**Information given**
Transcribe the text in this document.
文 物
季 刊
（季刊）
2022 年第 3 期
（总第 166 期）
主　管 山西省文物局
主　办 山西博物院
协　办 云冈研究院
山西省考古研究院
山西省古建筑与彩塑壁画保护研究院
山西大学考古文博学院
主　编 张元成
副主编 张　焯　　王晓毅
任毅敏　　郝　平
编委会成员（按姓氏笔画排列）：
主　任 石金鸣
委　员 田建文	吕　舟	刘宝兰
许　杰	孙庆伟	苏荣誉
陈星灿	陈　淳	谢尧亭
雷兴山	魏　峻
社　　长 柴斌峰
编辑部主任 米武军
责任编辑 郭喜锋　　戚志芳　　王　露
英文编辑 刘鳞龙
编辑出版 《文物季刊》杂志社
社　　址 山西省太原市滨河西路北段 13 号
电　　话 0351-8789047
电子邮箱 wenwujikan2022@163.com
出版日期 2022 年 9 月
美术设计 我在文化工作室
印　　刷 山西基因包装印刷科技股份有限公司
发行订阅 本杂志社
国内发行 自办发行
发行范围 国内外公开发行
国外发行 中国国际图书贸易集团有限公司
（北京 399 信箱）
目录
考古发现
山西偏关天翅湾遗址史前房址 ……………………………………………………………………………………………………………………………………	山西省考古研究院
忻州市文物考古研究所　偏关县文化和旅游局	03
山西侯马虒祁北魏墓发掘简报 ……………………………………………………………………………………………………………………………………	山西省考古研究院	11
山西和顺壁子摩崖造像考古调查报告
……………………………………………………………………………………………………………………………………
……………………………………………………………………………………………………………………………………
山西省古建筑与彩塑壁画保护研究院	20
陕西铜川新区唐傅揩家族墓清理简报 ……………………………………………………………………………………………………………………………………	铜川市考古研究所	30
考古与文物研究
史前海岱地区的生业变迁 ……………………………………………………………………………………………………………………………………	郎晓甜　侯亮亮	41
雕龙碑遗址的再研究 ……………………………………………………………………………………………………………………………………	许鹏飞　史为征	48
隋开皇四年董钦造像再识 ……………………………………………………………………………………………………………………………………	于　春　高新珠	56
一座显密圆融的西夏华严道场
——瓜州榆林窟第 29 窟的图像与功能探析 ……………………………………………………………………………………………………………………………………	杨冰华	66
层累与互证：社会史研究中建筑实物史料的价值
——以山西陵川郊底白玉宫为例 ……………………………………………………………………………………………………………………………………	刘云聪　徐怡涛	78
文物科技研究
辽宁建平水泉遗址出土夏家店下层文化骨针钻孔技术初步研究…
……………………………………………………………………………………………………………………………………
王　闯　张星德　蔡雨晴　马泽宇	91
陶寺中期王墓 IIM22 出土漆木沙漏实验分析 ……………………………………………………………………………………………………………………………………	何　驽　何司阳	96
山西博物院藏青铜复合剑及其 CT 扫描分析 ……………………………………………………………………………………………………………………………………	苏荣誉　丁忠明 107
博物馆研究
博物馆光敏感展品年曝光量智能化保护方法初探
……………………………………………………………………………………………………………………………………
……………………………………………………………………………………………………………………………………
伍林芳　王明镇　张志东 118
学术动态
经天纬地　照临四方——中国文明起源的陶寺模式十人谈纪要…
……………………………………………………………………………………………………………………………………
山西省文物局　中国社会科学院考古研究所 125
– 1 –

**Aim**
Reproduce the complete data exactly as presented above.

**Task solution**
Transcribe the text in this document.
文 物
季 刊
（季刊）
2022 年第 3 期
（总第 166 期）
主　管 山西省文物局
主　办 山西博物院
协　办 云冈研究院
山西省考古研究院
山西省古建筑与彩塑壁画保护研究院
山西大学考古文博学院
主　编 张元成
副主编 张　焯　　王晓毅
任毅敏　　郝　平
编委会成员（按姓氏笔画排列）：
主　任 石金鸣
委　员 田建文	吕　舟	刘宝兰
许　杰	孙庆伟	苏荣誉
陈星灿	陈　淳	谢尧亭
雷兴山	魏　峻
社　　长 柴斌峰
编辑部主任 米武军
责任编辑 郭喜锋　　戚志芳　　王　露
英文编辑 刘鳞龙
编辑出版 《文物季刊》杂志社
社　　址 山西省太原市滨河西路北段 13 号
电　　话 0351-8789047
电子邮箱 wenwujikan2022@163.com
出版日期 2022 年 9 月
美术设计 我在文化工作室
印　　刷 山西基因包装印刷科技股份有限公司
发行订阅 本杂志社
国内发行 自办发行
发行范围 国内外公开发行
国外发行 中国国际图书贸易集团有限公司
（北京 399 信箱）
目录
考古发现
山西偏关天翅湾遗址史前房址 ……………………………………………………………………………………………………………………………………	山西省考古研究院
忻州市文物考古研究所　偏关县文化和旅游局	03
山西侯马虒祁北魏墓发掘简报 ……………………………………………………………………………………………………………………………………	山西省考古研究院	11
山西和顺壁子摩崖造像考古调查报告
……………………………………………………………………………………………………………………………………
……………………………………………………………………………………………………………………………………
山西省古建筑与彩塑壁画保护研究院	20
陕西铜川新区唐傅揩家族墓清理简报 ……………………………………………………………………………………………………………………………………	铜川市考古研究所	30
考古与文物研究
史前海岱地区的生业变迁 ……………………………………………………………………………………………………………………………………	郎晓甜　侯亮亮	41
雕龙碑遗址的再研究 ……………………………………………………………………………………………………………………………………	许鹏飞　史为征	48
隋开皇四年董钦造像再识 ……………………………………………………………………………………………………………………………………	于　春　高新珠	56
一座显密圆融的西夏华严道场
——瓜州榆林窟第 29 窟的图像与功能探析 ……………………………………………………………………………………………………………………………………	杨冰华	66
层累与互证：社会史研究中建筑实物史料的价值
——以山西陵川郊底白玉宫为例 ……………………………………………………………………………………………………………………………………	刘云聪　徐怡涛	78
文物科技研究
辽宁建平水泉遗址出土夏家店下层文化骨针钻孔技术初步研究…
……………………………………………………………………………………………………………………………………
王　闯　张星德　蔡雨晴　马泽宇	91
陶寺中期王墓 IIM22 出土漆木沙漏实验分析 ……………………………………………………………………………………………………………………………………	何　驽　何司阳	96
山西博物院藏青铜复合剑及其 CT 扫描分析 ……………………………………………………………………………………………………………………………………	苏荣誉　丁忠明 107
博物馆研究
博物馆光敏感展品年曝光量智能化保护方法初探
……………………………………………………………………………………………………………………………………
……………………………………………………………………………………………………………………………………
伍林芳　王明镇　张志东 118
学术动态
经天纬地　照临四方——中国文明起源的陶寺模式十人谈纪要…
……………………………………………………………………………………………………………………………………
山西省文物局　中国社会科学院考古研究所 125
– 1 –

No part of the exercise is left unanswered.